** Begin MATERIAL PROVIDED **

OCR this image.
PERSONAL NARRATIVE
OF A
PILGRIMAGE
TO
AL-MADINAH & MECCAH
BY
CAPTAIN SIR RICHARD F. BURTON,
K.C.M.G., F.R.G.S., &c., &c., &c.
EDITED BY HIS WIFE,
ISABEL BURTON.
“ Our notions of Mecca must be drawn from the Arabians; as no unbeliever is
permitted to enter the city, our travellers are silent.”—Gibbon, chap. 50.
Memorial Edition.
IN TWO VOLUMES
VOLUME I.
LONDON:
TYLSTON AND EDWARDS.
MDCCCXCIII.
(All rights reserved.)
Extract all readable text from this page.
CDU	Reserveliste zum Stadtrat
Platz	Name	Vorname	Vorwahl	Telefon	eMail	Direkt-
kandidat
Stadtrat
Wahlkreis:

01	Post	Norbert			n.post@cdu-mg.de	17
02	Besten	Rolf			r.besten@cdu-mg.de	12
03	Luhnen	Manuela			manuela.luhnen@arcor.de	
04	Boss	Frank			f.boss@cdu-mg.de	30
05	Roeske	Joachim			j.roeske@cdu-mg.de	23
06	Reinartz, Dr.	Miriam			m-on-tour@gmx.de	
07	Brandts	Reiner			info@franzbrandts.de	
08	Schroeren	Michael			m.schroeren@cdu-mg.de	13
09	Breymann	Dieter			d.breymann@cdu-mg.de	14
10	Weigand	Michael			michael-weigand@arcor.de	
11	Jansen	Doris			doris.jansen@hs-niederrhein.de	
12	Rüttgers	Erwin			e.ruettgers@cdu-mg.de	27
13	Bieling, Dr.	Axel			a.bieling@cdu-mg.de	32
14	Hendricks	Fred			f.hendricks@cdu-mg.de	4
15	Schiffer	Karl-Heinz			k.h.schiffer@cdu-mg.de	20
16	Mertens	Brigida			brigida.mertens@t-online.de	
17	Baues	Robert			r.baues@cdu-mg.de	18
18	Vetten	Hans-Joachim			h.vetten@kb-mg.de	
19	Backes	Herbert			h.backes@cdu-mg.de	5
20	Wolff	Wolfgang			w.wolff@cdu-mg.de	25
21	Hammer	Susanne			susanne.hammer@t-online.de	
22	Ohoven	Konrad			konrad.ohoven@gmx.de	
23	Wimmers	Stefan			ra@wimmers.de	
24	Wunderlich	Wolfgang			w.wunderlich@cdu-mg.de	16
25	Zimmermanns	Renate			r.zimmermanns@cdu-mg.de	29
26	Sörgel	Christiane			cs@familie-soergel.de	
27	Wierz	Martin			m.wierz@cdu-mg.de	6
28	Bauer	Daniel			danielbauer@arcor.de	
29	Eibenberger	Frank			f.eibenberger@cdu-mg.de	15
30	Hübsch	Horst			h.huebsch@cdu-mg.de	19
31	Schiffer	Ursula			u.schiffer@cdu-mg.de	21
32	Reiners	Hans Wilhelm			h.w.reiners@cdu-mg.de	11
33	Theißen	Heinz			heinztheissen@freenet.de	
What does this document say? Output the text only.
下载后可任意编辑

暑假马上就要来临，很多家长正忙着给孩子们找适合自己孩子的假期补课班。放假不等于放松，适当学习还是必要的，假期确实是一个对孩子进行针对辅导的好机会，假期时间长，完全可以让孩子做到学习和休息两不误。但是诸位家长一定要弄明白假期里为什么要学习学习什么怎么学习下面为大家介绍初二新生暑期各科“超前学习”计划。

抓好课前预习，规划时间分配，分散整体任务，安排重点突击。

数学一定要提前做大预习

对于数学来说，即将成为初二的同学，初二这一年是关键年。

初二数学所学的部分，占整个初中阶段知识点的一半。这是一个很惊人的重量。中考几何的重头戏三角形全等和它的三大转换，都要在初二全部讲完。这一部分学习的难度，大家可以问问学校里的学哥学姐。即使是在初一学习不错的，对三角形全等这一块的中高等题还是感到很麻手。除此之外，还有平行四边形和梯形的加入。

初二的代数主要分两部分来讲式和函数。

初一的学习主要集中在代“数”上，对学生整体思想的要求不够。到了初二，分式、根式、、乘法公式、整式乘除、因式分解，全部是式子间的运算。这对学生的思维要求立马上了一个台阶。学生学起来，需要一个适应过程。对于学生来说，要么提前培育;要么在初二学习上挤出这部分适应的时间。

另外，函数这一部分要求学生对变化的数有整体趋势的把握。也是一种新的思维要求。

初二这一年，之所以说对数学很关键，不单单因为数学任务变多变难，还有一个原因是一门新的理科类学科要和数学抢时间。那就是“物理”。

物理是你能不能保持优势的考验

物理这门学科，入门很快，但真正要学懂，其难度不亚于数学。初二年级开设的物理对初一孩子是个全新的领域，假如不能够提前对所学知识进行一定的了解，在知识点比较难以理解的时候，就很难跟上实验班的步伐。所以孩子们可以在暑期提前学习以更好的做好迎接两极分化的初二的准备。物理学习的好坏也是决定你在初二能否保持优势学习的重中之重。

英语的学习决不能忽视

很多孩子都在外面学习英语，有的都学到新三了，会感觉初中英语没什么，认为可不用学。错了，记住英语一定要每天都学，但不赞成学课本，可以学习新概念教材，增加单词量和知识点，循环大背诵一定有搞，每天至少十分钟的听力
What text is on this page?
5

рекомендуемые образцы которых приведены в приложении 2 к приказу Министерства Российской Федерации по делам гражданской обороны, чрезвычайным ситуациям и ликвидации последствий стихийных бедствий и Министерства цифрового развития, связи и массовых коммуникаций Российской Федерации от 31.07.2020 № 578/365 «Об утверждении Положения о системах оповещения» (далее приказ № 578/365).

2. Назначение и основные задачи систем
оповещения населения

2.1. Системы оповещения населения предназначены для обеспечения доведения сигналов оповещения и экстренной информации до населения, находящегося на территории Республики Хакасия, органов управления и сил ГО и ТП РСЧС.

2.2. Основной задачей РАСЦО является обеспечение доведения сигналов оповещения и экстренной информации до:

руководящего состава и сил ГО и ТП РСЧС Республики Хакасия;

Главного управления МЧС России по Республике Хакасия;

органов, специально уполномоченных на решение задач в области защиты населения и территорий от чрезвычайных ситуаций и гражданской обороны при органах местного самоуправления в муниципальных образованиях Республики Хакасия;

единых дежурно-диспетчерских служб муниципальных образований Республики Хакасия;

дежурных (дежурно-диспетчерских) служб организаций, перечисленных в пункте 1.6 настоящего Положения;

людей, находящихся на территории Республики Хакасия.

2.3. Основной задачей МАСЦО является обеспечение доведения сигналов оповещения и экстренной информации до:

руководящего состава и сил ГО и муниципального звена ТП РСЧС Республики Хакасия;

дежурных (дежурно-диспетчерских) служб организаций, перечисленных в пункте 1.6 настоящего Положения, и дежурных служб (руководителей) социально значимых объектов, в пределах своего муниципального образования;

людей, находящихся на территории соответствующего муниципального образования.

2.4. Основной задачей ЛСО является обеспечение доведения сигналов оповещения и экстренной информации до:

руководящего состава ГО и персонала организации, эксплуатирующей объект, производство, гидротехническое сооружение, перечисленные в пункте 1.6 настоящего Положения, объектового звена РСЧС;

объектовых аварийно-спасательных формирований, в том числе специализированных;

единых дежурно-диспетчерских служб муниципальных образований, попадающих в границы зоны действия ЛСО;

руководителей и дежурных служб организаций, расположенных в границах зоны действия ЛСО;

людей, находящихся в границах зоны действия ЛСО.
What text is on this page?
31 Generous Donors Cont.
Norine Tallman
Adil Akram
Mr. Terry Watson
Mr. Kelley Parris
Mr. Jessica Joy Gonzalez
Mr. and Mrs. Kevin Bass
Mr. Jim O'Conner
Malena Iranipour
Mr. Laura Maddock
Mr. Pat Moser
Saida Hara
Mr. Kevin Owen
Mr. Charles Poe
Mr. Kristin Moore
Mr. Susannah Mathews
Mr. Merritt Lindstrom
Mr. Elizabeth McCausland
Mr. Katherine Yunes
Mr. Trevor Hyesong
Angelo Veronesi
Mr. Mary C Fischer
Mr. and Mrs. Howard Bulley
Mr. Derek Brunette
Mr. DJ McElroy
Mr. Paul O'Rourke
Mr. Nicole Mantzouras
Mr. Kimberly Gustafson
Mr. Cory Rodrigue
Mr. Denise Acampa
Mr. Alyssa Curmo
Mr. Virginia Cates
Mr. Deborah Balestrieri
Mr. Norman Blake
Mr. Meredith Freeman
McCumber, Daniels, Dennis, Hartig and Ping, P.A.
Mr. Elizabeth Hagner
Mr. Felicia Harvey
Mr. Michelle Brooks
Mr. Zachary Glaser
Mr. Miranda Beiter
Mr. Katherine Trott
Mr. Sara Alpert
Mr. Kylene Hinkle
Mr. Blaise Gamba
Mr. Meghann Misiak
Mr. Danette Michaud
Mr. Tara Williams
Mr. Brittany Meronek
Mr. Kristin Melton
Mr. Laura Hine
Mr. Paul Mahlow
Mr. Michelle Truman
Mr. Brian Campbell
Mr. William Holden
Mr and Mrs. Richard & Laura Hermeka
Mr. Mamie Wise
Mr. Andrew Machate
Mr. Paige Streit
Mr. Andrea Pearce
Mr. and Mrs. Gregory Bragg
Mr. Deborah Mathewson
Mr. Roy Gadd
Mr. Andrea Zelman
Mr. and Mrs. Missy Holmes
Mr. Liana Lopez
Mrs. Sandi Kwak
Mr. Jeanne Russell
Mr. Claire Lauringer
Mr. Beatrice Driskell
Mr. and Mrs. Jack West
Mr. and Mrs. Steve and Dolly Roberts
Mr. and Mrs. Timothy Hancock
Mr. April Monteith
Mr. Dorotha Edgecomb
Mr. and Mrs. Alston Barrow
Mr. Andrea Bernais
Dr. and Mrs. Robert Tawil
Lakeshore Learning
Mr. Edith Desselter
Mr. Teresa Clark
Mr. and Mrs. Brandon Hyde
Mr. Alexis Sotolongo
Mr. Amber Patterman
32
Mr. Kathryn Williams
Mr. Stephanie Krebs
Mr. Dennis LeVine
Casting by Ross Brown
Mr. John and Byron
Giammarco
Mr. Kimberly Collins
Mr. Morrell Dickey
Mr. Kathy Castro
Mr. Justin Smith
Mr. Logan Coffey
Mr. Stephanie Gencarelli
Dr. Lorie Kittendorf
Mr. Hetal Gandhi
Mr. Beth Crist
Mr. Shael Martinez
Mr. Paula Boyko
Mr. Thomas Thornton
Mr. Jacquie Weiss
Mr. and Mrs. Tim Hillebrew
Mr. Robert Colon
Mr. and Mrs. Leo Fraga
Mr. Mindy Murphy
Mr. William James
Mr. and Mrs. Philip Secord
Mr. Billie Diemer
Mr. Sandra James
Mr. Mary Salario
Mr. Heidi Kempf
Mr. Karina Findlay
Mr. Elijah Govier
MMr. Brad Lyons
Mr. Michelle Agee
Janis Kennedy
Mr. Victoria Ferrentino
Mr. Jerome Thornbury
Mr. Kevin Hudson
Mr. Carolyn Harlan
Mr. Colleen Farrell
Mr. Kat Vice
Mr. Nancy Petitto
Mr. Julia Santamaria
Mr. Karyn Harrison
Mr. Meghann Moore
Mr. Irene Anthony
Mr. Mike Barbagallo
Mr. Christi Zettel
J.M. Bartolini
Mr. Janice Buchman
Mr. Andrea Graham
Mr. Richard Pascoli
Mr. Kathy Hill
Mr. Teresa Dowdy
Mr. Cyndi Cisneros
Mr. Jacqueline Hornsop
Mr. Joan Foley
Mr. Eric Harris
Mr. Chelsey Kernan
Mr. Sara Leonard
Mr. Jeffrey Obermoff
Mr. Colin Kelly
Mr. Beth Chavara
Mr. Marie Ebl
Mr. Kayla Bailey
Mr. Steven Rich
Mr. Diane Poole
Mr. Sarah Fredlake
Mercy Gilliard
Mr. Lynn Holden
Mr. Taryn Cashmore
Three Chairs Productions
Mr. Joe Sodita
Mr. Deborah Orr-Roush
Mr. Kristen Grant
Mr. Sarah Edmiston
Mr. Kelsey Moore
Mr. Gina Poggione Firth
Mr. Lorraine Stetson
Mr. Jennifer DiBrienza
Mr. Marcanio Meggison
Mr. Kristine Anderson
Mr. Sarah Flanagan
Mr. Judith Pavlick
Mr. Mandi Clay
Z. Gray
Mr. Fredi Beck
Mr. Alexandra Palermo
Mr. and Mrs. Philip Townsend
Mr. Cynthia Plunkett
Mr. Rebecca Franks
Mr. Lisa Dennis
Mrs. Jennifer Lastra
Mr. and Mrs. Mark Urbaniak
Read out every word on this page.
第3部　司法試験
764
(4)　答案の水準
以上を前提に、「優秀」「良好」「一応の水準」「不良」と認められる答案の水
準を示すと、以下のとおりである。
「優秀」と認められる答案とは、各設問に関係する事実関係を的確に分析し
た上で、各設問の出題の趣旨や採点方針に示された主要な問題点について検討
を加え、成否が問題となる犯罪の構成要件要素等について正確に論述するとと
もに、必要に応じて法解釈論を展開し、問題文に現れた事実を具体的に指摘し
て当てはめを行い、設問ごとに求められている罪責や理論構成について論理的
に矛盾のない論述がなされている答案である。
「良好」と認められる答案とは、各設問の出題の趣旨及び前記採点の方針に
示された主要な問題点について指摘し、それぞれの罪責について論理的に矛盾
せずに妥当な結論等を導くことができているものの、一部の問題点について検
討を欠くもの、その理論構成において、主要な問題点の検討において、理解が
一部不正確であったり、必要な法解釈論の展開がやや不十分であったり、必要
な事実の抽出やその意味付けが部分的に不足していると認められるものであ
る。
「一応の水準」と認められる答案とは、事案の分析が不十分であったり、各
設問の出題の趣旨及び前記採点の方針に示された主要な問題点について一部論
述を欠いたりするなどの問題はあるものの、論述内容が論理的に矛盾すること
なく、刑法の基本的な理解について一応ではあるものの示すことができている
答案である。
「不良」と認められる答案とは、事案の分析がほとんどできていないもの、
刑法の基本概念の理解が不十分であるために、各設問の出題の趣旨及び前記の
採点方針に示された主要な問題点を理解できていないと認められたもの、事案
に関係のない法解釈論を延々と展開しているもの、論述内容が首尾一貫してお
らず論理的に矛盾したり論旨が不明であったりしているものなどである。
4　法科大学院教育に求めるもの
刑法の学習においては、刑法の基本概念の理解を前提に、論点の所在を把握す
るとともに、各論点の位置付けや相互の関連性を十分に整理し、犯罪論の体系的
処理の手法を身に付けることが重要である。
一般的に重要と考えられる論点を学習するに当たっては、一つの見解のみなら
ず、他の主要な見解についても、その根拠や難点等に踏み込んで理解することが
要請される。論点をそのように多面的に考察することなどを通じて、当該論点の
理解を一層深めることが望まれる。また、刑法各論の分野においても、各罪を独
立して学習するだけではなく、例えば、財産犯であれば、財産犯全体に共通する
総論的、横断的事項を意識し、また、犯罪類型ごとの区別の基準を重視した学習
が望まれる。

** End MATERIAL PROVIDED **

_PROMPT_.
Of all the lines above, how many contain "Laura"? Give the number and nothing more.

_WRITTEN RESPONSE_.
3